• _SOURCE RECORDS_:
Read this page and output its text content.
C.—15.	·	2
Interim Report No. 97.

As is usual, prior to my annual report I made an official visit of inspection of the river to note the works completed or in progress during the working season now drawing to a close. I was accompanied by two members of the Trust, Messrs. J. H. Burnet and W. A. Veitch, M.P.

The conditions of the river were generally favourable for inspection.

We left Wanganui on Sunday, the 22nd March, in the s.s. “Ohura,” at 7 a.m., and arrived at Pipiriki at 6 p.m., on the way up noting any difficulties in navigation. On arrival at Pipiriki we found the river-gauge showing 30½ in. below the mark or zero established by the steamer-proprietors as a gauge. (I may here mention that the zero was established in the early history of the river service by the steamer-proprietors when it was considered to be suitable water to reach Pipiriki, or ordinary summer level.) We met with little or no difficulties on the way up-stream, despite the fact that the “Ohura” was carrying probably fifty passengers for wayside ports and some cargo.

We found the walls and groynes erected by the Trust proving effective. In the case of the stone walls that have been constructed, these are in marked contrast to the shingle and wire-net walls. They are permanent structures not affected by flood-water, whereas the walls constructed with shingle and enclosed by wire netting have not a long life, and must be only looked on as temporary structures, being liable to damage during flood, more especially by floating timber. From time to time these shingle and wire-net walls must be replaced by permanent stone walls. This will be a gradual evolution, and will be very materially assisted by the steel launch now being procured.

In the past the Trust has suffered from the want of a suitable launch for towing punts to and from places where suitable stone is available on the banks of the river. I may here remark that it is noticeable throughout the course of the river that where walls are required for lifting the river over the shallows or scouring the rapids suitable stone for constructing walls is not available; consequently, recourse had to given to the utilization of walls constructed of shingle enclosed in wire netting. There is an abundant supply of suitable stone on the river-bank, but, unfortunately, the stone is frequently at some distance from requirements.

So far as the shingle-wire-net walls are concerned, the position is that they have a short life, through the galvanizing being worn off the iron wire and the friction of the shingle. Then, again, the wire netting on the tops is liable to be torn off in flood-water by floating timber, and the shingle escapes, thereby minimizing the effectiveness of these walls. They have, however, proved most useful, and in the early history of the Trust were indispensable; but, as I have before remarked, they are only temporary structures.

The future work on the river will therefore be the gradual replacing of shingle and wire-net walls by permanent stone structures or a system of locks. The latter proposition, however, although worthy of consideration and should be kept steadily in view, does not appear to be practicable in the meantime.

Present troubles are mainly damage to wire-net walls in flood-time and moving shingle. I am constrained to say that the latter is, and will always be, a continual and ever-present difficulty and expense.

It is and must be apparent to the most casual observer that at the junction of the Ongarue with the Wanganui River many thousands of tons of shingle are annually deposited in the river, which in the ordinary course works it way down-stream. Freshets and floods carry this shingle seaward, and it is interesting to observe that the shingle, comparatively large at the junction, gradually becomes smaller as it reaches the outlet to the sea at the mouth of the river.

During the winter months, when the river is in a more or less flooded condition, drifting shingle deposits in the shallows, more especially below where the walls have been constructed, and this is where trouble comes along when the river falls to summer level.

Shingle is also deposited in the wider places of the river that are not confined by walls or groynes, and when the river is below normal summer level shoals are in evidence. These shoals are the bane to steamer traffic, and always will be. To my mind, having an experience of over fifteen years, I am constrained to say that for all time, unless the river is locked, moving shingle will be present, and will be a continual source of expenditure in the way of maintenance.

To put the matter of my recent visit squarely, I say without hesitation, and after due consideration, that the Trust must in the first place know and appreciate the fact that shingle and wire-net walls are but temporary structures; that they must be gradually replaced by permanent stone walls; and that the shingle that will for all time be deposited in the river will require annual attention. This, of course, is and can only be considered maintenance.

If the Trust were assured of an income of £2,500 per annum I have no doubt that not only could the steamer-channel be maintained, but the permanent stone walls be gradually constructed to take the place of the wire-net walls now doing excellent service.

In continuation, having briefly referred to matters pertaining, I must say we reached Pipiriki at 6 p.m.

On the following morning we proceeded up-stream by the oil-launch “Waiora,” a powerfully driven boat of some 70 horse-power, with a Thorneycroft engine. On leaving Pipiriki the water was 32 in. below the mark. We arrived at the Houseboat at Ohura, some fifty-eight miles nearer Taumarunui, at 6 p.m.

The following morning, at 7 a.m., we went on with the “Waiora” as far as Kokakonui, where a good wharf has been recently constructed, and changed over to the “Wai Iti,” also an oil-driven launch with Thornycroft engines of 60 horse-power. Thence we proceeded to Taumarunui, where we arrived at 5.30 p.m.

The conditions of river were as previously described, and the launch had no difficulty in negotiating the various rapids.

• _TASK DESCRIPTION_:
Reproduce the material above exactly; please quote every line of it.

• _IN RESPONSE_:
Read this page and output its text content.
C.—15.	·	2
Interim Report No. 97.

As is usual, prior to my annual report I made an official visit of inspection of the river to note the works completed or in progress during the working season now drawing to a close. I was accompanied by two members of the Trust, Messrs. J. H. Burnet and W. A. Veitch, M.P.

The conditions of the river were generally favourable for inspection.

We left Wanganui on Sunday, the 22nd March, in the s.s. “Ohura,” at 7 a.m., and arrived at Pipiriki at 6 p.m., on the way up noting any difficulties in navigation. On arrival at Pipiriki we found the river-gauge showing 30½ in. below the mark or zero established by the steamer-proprietors as a gauge. (I may here mention that the zero was established in the early history of the river service by the steamer-proprietors when it was considered to be suitable water to reach Pipiriki, or ordinary summer level.) We met with little or no difficulties on the way up-stream, despite the fact that the “Ohura” was carrying probably fifty passengers for wayside ports and some cargo.

We found the walls and groynes erected by the Trust proving effective. In the case of the stone walls that have been constructed, these are in marked contrast to the shingle and wire-net walls. They are permanent structures not affected by flood-water, whereas the walls constructed with shingle and enclosed by wire netting have not a long life, and must be only looked on as temporary structures, being liable to damage during flood, more especially by floating timber. From time to time these shingle and wire-net walls must be replaced by permanent stone walls. This will be a gradual evolution, and will be very materially assisted by the steel launch now being procured.

In the past the Trust has suffered from the want of a suitable launch for towing punts to and from places where suitable stone is available on the banks of the river. I may here remark that it is noticeable throughout the course of the river that where walls are required for lifting the river over the shallows or scouring the rapids suitable stone for constructing walls is not available; consequently, recourse had to given to the utilization of walls constructed of shingle enclosed in wire netting. There is an abundant supply of suitable stone on the river-bank, but, unfortunately, the stone is frequently at some distance from requirements.

So far as the shingle-wire-net walls are concerned, the position is that they have a short life, through the galvanizing being worn off the iron wire and the friction of the shingle. Then, again, the wire netting on the tops is liable to be torn off in flood-water by floating timber, and the shingle escapes, thereby minimizing the effectiveness of these walls. They have, however, proved most useful, and in the early history of the Trust were indispensable; but, as I have before remarked, they are only temporary structures.

The future work on the river will therefore be the gradual replacing of shingle and wire-net walls by permanent stone structures or a system of locks. The latter proposition, however, although worthy of consideration and should be kept steadily in view, does not appear to be practicable in the meantime.

Present troubles are mainly damage to wire-net walls in flood-time and moving shingle. I am constrained to say that the latter is, and will always be, a continual and ever-present difficulty and expense.

It is and must be apparent to the most casual observer that at the junction of the Ongarue with the Wanganui River many thousands of tons of shingle are annually deposited in the river, which in the ordinary course works it way down-stream. Freshets and floods carry this shingle seaward, and it is interesting to observe that the shingle, comparatively large at the junction, gradually becomes smaller as it reaches the outlet to the sea at the mouth of the river.

During the winter months, when the river is in a more or less flooded condition, drifting shingle deposits in the shallows, more especially below where the walls have been constructed, and this is where trouble comes along when the river falls to summer level.

Shingle is also deposited in the wider places of the river that are not confined by walls or groynes, and when the river is below normal summer level shoals are in evidence. These shoals are the bane to steamer traffic, and always will be. To my mind, having an experience of over fifteen years, I am constrained to say that for all time, unless the river is locked, moving shingle will be present, and will be a continual source of expenditure in the way of maintenance.

To put the matter of my recent visit squarely, I say without hesitation, and after due consideration, that the Trust must in the first place know and appreciate the fact that shingle and wire-net walls are but temporary structures; that they must be gradually replaced by permanent stone walls; and that the shingle that will for all time be deposited in the river will require annual attention. This, of course, is and can only be considered maintenance.

If the Trust were assured of an income of £2,500 per annum I have no doubt that not only could the steamer-channel be maintained, but the permanent stone walls be gradually constructed to take the place of the wire-net walls now doing excellent service.

In continuation, having briefly referred to matters pertaining, I must say we reached Pipiriki at 6 p.m.

On the following morning we proceeded up-stream by the oil-launch “Waiora,” a powerfully driven boat of some 70 horse-power, with a Thorneycroft engine. On leaving Pipiriki the water was 32 in. below the mark. We arrived at the Houseboat at Ohura, some fifty-eight miles nearer Taumarunui, at 6 p.m.

The following morning, at 7 a.m., we went on with the “Waiora” as far as Kokakonui, where a good wharf has been recently constructed, and changed over to the “Wai Iti,” also an oil-driven launch with Thornycroft engines of 60 horse-power. Thence we proceeded to Taumarunui, where we arrived at 5.30 p.m.

The conditions of river were as previously described, and the launch had no difficulty in negotiating the various rapids.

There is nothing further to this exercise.